WHAT THE TASK ASKS:
Reply with one number: how many lines contain the word "text".

INFORMATION PROVIDED:
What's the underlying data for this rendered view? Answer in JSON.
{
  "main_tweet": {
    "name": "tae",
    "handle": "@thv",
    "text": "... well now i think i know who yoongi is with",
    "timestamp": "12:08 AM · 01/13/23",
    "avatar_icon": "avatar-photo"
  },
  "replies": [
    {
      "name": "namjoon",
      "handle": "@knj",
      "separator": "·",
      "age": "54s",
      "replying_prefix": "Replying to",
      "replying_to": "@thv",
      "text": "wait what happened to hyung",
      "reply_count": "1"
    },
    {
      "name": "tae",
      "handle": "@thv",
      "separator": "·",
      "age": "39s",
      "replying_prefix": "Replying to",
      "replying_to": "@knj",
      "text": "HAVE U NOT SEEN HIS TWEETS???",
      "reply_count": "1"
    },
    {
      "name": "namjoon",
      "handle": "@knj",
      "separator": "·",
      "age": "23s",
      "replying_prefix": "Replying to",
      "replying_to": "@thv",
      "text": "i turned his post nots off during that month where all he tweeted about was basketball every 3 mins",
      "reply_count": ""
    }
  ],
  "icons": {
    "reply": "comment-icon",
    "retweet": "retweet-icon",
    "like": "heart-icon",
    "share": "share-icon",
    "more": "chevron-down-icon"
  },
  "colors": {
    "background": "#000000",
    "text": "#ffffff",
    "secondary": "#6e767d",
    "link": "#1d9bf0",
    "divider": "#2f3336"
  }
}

CORRECT OUTPUT:
5